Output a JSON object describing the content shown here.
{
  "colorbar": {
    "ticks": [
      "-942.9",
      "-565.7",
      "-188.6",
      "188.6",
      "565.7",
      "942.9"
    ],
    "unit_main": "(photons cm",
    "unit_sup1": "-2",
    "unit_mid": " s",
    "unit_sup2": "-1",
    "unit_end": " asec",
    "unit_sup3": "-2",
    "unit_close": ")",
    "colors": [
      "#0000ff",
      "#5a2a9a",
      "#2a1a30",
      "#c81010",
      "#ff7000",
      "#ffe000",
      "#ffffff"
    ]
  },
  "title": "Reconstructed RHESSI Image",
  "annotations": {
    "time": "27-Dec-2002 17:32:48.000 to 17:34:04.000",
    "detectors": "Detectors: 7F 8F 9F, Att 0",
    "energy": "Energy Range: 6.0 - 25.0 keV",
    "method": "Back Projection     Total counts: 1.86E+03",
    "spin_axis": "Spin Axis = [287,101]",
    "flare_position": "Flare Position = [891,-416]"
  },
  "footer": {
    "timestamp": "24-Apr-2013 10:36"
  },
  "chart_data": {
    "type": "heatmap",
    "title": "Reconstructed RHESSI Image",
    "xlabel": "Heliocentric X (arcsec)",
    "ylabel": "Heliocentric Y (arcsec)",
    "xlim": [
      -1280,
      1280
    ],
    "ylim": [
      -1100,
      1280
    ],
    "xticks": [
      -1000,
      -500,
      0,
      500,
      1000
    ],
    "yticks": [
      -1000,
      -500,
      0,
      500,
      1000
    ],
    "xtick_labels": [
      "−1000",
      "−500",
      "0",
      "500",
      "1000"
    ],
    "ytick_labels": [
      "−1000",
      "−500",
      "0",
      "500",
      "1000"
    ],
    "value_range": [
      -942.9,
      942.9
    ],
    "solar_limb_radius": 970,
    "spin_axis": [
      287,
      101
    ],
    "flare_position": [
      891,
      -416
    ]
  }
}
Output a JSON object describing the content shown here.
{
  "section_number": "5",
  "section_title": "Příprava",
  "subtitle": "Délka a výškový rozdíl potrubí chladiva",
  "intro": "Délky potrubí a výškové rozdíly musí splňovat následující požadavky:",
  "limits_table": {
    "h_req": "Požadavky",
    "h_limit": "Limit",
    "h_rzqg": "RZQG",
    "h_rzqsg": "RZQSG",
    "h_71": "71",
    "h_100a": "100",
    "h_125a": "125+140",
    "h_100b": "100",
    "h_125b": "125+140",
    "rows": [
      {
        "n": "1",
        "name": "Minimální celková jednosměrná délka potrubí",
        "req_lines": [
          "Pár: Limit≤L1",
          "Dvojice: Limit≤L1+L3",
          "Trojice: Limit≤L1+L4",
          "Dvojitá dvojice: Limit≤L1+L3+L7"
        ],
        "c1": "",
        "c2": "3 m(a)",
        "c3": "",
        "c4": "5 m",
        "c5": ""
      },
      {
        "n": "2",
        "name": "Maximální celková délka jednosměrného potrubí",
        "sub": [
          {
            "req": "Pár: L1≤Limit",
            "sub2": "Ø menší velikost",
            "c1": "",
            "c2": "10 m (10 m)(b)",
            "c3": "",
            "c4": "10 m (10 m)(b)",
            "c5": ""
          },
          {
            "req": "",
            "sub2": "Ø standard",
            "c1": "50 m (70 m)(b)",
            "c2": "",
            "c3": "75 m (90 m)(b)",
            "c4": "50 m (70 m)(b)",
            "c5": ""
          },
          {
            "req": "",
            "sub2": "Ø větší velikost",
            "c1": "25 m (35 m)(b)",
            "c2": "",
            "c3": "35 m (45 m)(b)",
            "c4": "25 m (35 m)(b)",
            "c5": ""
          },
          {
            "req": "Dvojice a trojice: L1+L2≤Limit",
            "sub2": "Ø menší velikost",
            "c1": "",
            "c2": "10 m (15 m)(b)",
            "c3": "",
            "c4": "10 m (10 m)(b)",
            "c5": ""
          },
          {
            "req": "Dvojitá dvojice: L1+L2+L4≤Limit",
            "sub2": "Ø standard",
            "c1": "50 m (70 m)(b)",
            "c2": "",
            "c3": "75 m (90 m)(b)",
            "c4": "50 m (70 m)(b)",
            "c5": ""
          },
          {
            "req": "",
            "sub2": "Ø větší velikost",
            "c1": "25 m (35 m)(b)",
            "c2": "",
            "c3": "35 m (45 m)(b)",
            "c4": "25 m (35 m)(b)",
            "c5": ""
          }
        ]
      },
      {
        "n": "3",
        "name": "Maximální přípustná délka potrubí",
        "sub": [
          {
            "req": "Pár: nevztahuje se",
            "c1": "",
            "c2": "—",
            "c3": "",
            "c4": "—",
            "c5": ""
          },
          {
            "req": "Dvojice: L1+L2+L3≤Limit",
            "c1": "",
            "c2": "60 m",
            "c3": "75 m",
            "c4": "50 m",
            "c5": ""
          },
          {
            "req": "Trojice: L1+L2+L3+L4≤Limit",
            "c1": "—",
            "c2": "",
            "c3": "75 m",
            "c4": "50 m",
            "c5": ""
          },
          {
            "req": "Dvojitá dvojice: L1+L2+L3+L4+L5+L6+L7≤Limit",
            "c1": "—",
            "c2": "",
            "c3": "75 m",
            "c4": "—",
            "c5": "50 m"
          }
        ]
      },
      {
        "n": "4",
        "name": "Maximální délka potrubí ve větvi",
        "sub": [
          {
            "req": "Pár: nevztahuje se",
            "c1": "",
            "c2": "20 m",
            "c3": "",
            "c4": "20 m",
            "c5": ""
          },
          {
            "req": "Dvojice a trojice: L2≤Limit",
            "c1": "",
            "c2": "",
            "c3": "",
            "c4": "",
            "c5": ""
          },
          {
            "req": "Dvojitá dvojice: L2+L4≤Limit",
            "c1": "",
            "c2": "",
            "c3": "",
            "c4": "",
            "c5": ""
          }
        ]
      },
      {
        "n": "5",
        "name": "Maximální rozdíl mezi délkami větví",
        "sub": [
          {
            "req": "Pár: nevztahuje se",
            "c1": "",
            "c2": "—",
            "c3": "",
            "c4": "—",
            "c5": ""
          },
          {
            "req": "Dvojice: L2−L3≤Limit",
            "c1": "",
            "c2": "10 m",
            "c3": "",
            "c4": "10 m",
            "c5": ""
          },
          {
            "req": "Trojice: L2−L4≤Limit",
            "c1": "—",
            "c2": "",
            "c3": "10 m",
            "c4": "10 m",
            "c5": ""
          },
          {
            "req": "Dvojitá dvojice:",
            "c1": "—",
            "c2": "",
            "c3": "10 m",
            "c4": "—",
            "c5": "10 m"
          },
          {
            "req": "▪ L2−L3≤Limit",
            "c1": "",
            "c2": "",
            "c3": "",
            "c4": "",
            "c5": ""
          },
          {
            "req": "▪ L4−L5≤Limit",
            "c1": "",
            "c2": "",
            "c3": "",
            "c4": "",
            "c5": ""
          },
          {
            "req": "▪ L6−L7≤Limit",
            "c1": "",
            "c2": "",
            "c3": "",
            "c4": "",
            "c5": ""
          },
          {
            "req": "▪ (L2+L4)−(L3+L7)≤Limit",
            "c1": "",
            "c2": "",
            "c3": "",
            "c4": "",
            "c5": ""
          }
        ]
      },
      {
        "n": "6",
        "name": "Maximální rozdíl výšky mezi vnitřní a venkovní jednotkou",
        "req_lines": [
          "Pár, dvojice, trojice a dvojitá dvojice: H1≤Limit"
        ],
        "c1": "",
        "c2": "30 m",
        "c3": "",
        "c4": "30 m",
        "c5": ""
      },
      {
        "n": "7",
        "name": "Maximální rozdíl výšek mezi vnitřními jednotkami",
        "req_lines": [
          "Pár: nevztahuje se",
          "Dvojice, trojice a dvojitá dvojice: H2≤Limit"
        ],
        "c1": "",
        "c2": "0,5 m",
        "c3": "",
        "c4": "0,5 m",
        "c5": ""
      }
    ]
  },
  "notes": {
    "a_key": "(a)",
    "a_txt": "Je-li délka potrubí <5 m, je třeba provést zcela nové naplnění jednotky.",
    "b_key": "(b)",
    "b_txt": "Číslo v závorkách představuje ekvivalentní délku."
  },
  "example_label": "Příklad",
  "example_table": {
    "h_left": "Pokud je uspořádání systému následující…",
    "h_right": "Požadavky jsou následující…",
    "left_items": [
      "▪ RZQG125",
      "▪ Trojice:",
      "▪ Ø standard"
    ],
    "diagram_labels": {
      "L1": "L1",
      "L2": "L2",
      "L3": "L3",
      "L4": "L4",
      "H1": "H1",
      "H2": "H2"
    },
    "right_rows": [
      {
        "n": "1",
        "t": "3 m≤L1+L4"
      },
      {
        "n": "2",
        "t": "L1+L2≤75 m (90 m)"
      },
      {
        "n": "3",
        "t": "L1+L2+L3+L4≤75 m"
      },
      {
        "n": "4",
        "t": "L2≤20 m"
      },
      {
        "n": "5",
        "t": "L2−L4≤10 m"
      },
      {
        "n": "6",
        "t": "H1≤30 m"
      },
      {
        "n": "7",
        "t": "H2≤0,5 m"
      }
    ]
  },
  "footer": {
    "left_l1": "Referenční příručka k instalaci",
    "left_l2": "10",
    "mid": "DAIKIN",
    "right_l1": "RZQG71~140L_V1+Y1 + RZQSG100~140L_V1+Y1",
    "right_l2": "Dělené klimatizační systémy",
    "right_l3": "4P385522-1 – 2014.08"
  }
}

--*--

* **STATED EXERCISE**
Copy out every line that includes the word "Reconstructed".

* **TASK RESULT**
  "title": "Reconstructed RHESSI Image",
    "title": "Reconstructed RHESSI Image",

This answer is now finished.